> _Requirement_
In the post below about being called a "goody two shoes," list the things the writer names as part of the fun they had in their late teens and early 20's.

> _Study text_
┌────────

First of all - where the hell did that turn of phrase even come from ( whats "two shoes " got do with anything? ). But secondly - why does a young girl/woman who lives a clean life get lumped with such a stupid and childish insult? And thirdly, now that i think about it, why is being a " good girl " such a bad thing?
I just dont get it. I'm only 27 yrs old but maybe i'm turning into an old biddy before my time. I had my fun in my late teens and early 20's - the late nights, dodgy Sunday morning hangovers, the short(er) skirts that tempted inppropriate boys - but i was never like some of the girls i see going around now. Too many of them sadly. The dressing like a street corner hooker is bad enough, but what i really dont understand is the attitude toward alcohol for so many young women. I see Facebook statuses of friends, or friends of friends, spouting things like " TFIF! Time to get pissed! " or " Cant wait to get wasted! ".... why?Whats so good about it? Whats so awesome about drinking to the point where you pass out and cant remember a damn thing the next day?

└────────

> _Information given_
┌────────

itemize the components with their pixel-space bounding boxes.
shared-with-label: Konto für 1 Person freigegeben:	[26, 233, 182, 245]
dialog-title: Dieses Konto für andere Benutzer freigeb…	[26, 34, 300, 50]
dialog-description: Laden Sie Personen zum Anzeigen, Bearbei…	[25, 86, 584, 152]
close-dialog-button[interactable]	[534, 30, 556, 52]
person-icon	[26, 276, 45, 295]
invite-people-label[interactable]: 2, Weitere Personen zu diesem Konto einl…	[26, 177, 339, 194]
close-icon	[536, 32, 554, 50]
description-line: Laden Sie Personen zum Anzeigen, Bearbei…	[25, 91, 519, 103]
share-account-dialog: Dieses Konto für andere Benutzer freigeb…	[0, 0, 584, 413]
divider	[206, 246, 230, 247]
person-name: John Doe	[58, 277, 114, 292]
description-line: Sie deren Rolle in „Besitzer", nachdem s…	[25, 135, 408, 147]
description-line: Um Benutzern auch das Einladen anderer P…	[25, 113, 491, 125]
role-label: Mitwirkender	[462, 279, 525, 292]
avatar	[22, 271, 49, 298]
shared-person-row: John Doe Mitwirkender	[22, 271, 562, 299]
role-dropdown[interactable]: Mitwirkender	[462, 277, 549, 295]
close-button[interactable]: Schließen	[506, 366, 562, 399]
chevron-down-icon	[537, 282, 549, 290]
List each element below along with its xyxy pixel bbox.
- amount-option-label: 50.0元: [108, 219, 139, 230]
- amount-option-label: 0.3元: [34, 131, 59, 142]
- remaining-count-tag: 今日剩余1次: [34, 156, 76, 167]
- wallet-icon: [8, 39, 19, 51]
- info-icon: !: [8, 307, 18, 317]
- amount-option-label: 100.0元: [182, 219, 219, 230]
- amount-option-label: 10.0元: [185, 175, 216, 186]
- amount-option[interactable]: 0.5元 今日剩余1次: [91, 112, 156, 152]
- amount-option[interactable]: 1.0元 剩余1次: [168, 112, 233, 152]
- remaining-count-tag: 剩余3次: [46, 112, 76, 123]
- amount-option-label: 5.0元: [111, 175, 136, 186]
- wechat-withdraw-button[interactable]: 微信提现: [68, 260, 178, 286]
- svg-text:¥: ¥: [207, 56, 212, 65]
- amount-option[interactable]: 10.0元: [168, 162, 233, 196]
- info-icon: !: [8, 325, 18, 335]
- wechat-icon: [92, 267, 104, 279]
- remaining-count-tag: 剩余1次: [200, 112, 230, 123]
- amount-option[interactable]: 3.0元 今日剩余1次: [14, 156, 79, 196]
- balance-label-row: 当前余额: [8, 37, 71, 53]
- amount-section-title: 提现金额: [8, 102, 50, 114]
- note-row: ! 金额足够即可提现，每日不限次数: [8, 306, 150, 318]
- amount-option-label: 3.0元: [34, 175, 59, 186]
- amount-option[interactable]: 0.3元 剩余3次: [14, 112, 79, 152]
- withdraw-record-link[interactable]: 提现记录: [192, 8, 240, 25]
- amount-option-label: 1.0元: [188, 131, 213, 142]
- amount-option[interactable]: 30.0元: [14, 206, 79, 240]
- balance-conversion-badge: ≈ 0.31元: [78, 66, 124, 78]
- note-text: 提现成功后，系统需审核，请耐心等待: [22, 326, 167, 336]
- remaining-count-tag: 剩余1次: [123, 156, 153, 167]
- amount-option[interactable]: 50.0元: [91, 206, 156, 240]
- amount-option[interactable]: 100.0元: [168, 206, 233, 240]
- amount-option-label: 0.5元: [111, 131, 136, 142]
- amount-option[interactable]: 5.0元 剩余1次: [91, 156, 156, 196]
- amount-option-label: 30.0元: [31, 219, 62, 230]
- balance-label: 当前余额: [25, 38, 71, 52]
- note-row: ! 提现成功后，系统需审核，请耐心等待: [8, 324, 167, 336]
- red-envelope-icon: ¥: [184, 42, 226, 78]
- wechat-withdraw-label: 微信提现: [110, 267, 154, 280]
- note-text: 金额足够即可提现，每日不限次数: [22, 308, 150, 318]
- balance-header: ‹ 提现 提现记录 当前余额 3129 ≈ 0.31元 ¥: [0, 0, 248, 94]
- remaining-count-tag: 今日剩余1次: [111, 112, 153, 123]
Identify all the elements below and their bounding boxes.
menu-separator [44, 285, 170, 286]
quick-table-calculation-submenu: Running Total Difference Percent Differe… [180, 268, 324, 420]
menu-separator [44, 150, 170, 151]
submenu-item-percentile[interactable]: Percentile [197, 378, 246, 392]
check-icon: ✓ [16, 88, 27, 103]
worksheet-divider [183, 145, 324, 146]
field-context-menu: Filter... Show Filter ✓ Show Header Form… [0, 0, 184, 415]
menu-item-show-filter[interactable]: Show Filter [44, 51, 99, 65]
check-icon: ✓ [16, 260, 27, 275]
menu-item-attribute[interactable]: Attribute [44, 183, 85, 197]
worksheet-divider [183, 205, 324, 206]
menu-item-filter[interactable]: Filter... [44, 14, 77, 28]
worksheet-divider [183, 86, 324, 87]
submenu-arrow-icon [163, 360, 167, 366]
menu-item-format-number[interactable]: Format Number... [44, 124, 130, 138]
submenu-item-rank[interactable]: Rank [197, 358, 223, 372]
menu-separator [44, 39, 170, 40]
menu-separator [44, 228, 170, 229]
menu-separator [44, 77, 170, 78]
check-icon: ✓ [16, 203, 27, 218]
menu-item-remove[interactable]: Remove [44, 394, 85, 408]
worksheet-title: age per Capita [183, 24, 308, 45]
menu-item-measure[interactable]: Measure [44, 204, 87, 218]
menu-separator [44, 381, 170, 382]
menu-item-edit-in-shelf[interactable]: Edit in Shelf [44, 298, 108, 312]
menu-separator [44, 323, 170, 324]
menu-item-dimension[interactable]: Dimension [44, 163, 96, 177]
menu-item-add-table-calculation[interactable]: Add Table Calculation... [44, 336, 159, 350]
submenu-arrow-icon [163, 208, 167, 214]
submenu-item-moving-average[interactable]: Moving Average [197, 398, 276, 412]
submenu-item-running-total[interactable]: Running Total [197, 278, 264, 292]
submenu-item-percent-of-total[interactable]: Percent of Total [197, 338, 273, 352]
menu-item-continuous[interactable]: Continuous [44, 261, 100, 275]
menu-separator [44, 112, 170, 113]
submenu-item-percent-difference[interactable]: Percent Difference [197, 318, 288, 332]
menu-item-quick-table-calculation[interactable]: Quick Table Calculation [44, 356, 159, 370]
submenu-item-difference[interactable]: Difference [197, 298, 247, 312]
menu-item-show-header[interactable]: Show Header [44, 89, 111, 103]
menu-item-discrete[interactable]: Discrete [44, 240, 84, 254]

└────────

> _Response to the exercise_
- the late nights
- dodgy Sunday morning hangovers
- the short(er) skirts